TEXT FOR ANALYSIS >>
· · · ·
Maybe you feel that you can't talk openly about these things with your loved ones. If so, counseling or a support group may be an option for you. Let your health care team know if you would like to talk with someone.

 Loneliness

"I know my friends try to understand. It doesn't matter what I say though--they just don't get it. I can't even begin to explain to them how I feel or what's going on. I'm not saying it's their fault or anything. It's just hard." - Jennifer

You may feel alone, even if you have lots of people around you who care. You may feel that no one really understands what you're going through. And as the cancer progresses, you may see family, friends, or coworkers less often. You may find yourself alone more than you would like. Some people may even distance themselves from you because they have a hard time coping with your cancer. This can make you feel really alone.

Although some days may be harder than others, remember that you aren't alone. Keep doing the things you've always done the best you can. If you want to, tell people that you don't want to be alone. Let them know that you welcome their visits.

More than likely, your loved ones are feeling many of the same things you are. They, too, may feel cut off from you if they can't talk with you. You may also want to try joining a support group. There you can talk with others who share your feelings.

Finding Humor

Laughter can help you relax. Even a smile can fight off stressful thoughts. Of course, you may not always feel like laughing, but other people have found these ideas can help:

  • Enjoy funny things children and pets do.
  • Watch funny movies or TV shows.
  • Read a joke book or look at jokes on the Internet. If you don't own a computer, use one at your local library. Or ask a friend to print some for you.
  • Listen to comedy recordings.
  • Read the comics in the newspaper or the cartoons and quotes in magazines.
  • Look in the humor section in the library or book store.

 Getting Support

Your feelings will come and go, just as they always have in your life. It helps to have some strategies to deal with them.

First, know that you aren't alone. Many people have been in your situation. Some choose to confide in friends and family members. Others do better when they join a support group. It helps them to talk with others who are facing the same challenges. You may prefer to join an online support group, so you can chat with people from your home.

If support groups don't appeal to you, there are many experts who are trained to work in cancer care. These include oncology social workers, health psychologists, or counselors.

Many people also find faith as their source of support. They may seek comfort from the different members of their faith community. Or they may find that talking to a leader in their religious or spiritual community can be helpful. If you need help finding faith-based support, many hospitals have a staff chaplain who can give support to people of all faiths and religions. Your health care team may also be able to tell you about faith-based organizations in the area.

About Support Groups

You may have heard about support groups in your area for people with cancer. They can meet in person, by phone, or over the Internet. They may help you gain new insights into what's happening, get ideas about how to cope, and help you know that you're not alone.

In a support group, people may talk about their feelings and what they have gone through. They may trade advice and try to help others who are dealing with the same kinds of issues. Some people like to go and just listen. Others prefer not to join support groups at all. Some people aren't comfortable with this kind of sharing.

If you feel like you would enjoy outside support such as this, but can't get to a group in your area, try a support group on the Internet. Some people with cancer say that websites with support groups have helped them a lot.


 Ways You Can Cope

You may be able to keep doing many of your regular activities, even though some may be harder to do. Just remember to save your strength for the things you really want to do. Don't plan too many events for one day. Also, try to stagger things throughout the day.
· · · ·
GIVEN ENTRIES >>
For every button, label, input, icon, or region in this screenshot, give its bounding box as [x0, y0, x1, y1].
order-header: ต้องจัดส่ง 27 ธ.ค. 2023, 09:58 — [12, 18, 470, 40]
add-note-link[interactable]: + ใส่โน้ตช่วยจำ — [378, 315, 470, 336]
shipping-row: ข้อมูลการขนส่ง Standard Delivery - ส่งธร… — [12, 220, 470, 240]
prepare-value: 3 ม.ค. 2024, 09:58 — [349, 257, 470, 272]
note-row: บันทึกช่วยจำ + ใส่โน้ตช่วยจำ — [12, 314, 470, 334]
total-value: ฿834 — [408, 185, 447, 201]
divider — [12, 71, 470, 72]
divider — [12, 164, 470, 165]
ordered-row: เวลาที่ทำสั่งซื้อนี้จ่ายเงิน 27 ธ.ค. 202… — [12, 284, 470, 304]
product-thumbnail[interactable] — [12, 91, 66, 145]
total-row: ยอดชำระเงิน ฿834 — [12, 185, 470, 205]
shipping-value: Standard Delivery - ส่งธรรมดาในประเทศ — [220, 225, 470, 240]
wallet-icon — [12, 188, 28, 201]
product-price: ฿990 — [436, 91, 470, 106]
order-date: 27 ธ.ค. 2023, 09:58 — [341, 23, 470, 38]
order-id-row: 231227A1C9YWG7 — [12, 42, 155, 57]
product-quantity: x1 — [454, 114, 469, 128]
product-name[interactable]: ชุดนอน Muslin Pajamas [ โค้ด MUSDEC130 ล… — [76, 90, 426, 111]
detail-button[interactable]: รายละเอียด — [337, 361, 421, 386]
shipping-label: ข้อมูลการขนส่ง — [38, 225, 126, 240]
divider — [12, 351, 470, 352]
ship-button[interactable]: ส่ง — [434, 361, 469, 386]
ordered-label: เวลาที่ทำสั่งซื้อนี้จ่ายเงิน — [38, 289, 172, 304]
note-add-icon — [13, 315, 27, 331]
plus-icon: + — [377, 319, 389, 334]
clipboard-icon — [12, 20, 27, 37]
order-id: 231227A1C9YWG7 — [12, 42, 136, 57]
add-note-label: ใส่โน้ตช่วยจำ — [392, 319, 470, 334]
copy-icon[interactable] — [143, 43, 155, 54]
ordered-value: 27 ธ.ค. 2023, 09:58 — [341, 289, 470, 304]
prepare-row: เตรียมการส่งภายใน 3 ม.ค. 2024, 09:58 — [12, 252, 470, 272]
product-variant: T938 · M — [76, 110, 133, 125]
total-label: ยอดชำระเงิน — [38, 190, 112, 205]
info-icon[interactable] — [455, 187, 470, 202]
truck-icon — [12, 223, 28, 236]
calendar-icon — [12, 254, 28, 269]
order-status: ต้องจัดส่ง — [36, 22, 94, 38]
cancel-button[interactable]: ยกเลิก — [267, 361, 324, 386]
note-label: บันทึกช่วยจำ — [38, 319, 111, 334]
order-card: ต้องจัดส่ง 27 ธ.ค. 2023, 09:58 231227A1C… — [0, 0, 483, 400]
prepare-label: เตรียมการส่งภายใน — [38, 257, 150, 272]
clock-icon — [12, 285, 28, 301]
· · · ·
QUESTIONS >>
1: Translate into Spanish this sentence from the text on coping with cancer: "Many people also find faith as their source of support."
2: Quote word for word the part of the text on coping with cancer that opens with "Getting Support" and closes with "psychologists, or counselors.".
3: In the text on coping with cancer, what three ways can support groups meet?

RESULTS BY TASK >>
1: Muchas personas también encuentran en la fe su fuente de apoyo.

2:
Getting Support

Your feelings will come and go, just as they always have in your life. It helps to have some strategies to deal with them.

First, know that you aren't alone. Many people have been in your situation. Some choose to confide in friends and family members. Others do better when they join a support group. It helps them to talk with others who are facing the same challenges. You may prefer to join an online support group, so you can chat with people from your home.

If support groups don't appeal to you, there are many experts who are trained to work in cancer care. These include oncology social workers, health psychologists, or counselors.

3: In person, by phone, or over the Internet.